▶ **Texto apresentado**
################
São os
mistérios que me tornam cristão, não as evidências, nem a lógica. Para conhecer
o verdadeiro Deus é necessário tão somente ser tocado pela fé, que é a única
maneira de apreender seus mistérios.
A vida
cristã começa na interioridade, onde Deus nos toca com a fé. A partir daí,
seguimo-lo, mesmo sem entender, dispensando explicações.
É da
experiência pessoal com Deus que nasce o cristão. É do toque de Deus! não de
livros, nem de debates ou academia. Ninguém aprende a ser cristão. Ninguém
convence o outro a se tornar cristão. Somente o toque de Deus e nada mais.
Não quero,
com isso, desprezar a teologia. É importantíssimo que lancemos mão da razão e
da linguagem para podermos defender a verdade frente às heresias que pululam no
mundo o tempo inteiro. Mas a teologia deve reconhecer seus limites. Não é uma
ciência como as outras, que busca explicar tudo com base no que já se sabe.
Não, seu papel é muito mais restrito. É função da teologia rebater o que é errado
e defender o que é certo. Para isso, é óbvio que necessita da razão, porém não
com o intuito de explicar o que se deve crer, mas de definir,
classificar, rechaçar e aceitar.
Teologia não
é o conhecimento ou ciência de Deus. Deus é insondável e incognoscível a
qualquer mente. "Nem olhos viram, nem ouvidos ouviram, nem jamais
penetrou em coração humano o que Deus tem preparado para aqueles que o amam.
################
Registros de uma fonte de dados
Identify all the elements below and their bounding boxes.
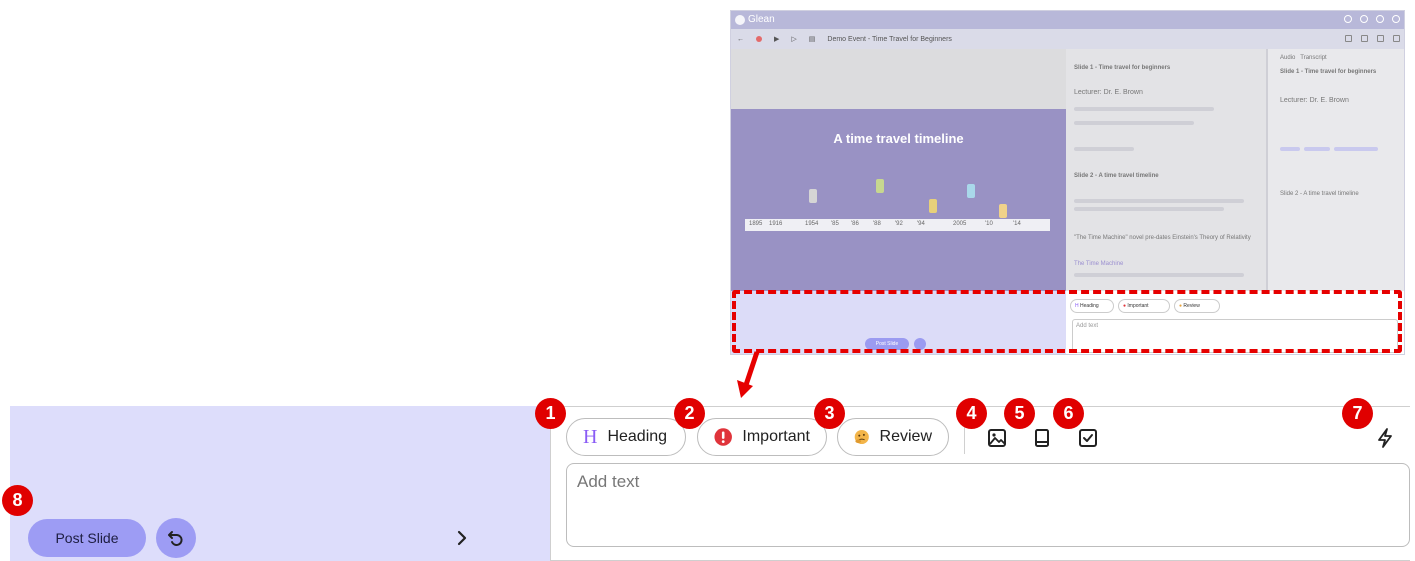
captions-icon[interactable]: ▤	[809, 35, 816, 43]
undo-button[interactable]	[156, 518, 196, 558]
mini-note-line	[1074, 107, 1214, 111]
pointer-arrow-icon	[737, 351, 760, 398]
help-icon[interactable]	[1376, 15, 1384, 23]
important-tag-label: Important	[742, 428, 810, 445]
mini-window-icons	[1344, 15, 1400, 23]
mini-note-lecturer: Lecturer: Dr. E. Brown	[1074, 89, 1143, 96]
graduation-icon[interactable]	[1345, 35, 1352, 42]
insert-image-button[interactable]	[985, 426, 1009, 450]
settings-icon[interactable]	[1344, 15, 1352, 23]
callout-badge-8: 8	[2, 485, 33, 516]
highlight-box	[732, 290, 1402, 353]
mini-audio-bar	[1280, 147, 1300, 151]
mini-tabs[interactable]: Audio Transcript	[1280, 55, 1327, 61]
mini-transcript-panel: Audio Transcript Slide 1 - Time travel f…	[1266, 49, 1404, 291]
mini-transcript-heading: Slide 2 - A time travel timeline	[1280, 191, 1359, 197]
mini-event-title: Demo Event - Time Travel for Beginners	[827, 35, 952, 43]
heading-icon: H	[583, 425, 598, 448]
mini-toolbar-right	[1345, 35, 1400, 42]
tab-audio[interactable]: Audio	[1280, 55, 1295, 61]
year-label: '85	[831, 221, 839, 227]
mini-note-heading: Slide 2 - A time travel timeline	[1074, 173, 1159, 179]
mini-titlebar: Glean	[731, 11, 1404, 29]
bookmark-icon	[1035, 429, 1049, 447]
cloud-icon[interactable]	[1360, 15, 1368, 23]
quick-action-button[interactable]	[1373, 426, 1397, 450]
mini-note-line	[1074, 273, 1244, 277]
post-slide-button[interactable]: Post Slide	[28, 519, 146, 557]
next-slide-button[interactable]	[452, 528, 472, 548]
layout-icon[interactable]	[1393, 35, 1400, 42]
mini-note-heading: Slide 1 - Time travel for beginners	[1074, 65, 1171, 71]
mini-notes-panel: Slide 1 - Time travel for beginners Lect…	[1066, 49, 1266, 291]
callout-badge-1: 1	[535, 398, 566, 429]
year-label: 1895	[749, 221, 763, 227]
callout-badge-6: 6	[1053, 398, 1084, 429]
mini-note-line	[1074, 147, 1134, 151]
timeline-pin	[809, 189, 817, 203]
year-label: '86	[851, 221, 859, 227]
play-icon[interactable]: ▶	[774, 35, 779, 43]
bookmark-button[interactable]	[1030, 426, 1054, 450]
mini-app-name: Glean	[748, 14, 775, 25]
checkbox-icon	[1079, 429, 1097, 447]
year-label: '92	[895, 221, 903, 227]
mini-timeline-bar: 1895 1916 1954 '85 '86 '88 '92 '94 2005 …	[745, 219, 1050, 231]
heading-tag-label: Heading	[607, 428, 668, 445]
mini-note-line	[1074, 207, 1224, 211]
important-tag-button[interactable]: Important	[697, 418, 827, 456]
timer-icon[interactable]	[1361, 35, 1368, 42]
chevron-right-icon	[457, 530, 467, 546]
year-label: 2005	[953, 221, 967, 227]
mini-audio-bar	[1304, 147, 1330, 151]
timeline-pin	[999, 204, 1007, 218]
callout-badge-7: 7	[1342, 398, 1373, 429]
mini-transcript-heading: Slide 1 - Time travel for beginners	[1280, 69, 1377, 75]
year-label: 1954	[805, 221, 819, 227]
callout-badge-5: 5	[1004, 398, 1035, 429]
review-tag-label: Review	[879, 428, 932, 445]
back-arrow-icon[interactable]: ←	[737, 36, 744, 43]
callout-badge-3: 3	[814, 398, 845, 429]
callout-badge-4: 4	[956, 398, 987, 429]
callout-badge-2: 2	[674, 398, 705, 429]
timeline-pin	[929, 199, 937, 213]
mini-transcript-lecturer: Lecturer: Dr. E. Brown	[1280, 97, 1349, 104]
image-icon	[988, 429, 1006, 447]
notes-icon[interactable]	[1377, 35, 1384, 42]
mini-note-wiki[interactable]: The Time Machine	[1074, 261, 1123, 267]
heading-tag-button[interactable]: H Heading	[566, 418, 686, 456]
timeline-pin	[876, 179, 884, 193]
checkbox-button[interactable]	[1076, 426, 1100, 450]
mini-audio-bar	[1334, 147, 1378, 151]
mini-note-line	[1074, 121, 1194, 125]
exclamation-icon	[714, 428, 732, 446]
mini-note-line	[1074, 199, 1244, 203]
mini-slide-area: A time travel timeline 1895 1916 1954 '8…	[731, 49, 1066, 294]
add-text-field[interactable]: Add text	[566, 463, 1410, 547]
year-label: '88	[873, 221, 881, 227]
glean-logo-icon	[735, 14, 745, 25]
mini-logo: Glean	[735, 14, 775, 25]
play-outline-icon[interactable]: ▷	[791, 35, 796, 43]
timeline-pin	[967, 184, 975, 198]
mini-slide-title: A time travel timeline	[833, 131, 964, 146]
year-label: '10	[985, 221, 993, 227]
undo-icon	[168, 531, 183, 546]
year-label: 1916	[769, 221, 783, 227]
year-label: '94	[917, 221, 925, 227]
tab-transcript[interactable]: Transcript	[1300, 55, 1326, 61]
thinking-emoji-icon	[854, 429, 869, 445]
year-label: '14	[1013, 221, 1021, 227]
mini-slide: A time travel timeline 1895 1916 1954 '8…	[731, 109, 1066, 294]
lightning-icon	[1378, 428, 1392, 448]
review-tag-button[interactable]: Review	[837, 418, 949, 456]
account-icon[interactable]	[1392, 15, 1400, 23]
record-icon[interactable]	[756, 36, 762, 42]
mini-note-quote: "The Time Machine" novel pre-dates Einst…	[1074, 235, 1251, 241]
mini-toolbar: ← ▶ ▷ ▤ Demo Event - Time Travel for Beg…	[731, 29, 1404, 49]
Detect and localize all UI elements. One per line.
################
▶ **Detalhes do exercício**
Responda às perguntas sobre o texto acerca da fé cristã:
1. Segundo o primeiro parágrafo, o que torna cristão quem escreve, em lugar das evidências e da lógica?
2. Onde começa a vida cristã?
3. Qual é a função da teologia?

▶ **Resultado da tarefa**
1. Os mistérios.
2. Na interioridade, onde Deus nos toca com a fé.
3. Rebater o que é errado e defender o que é certo.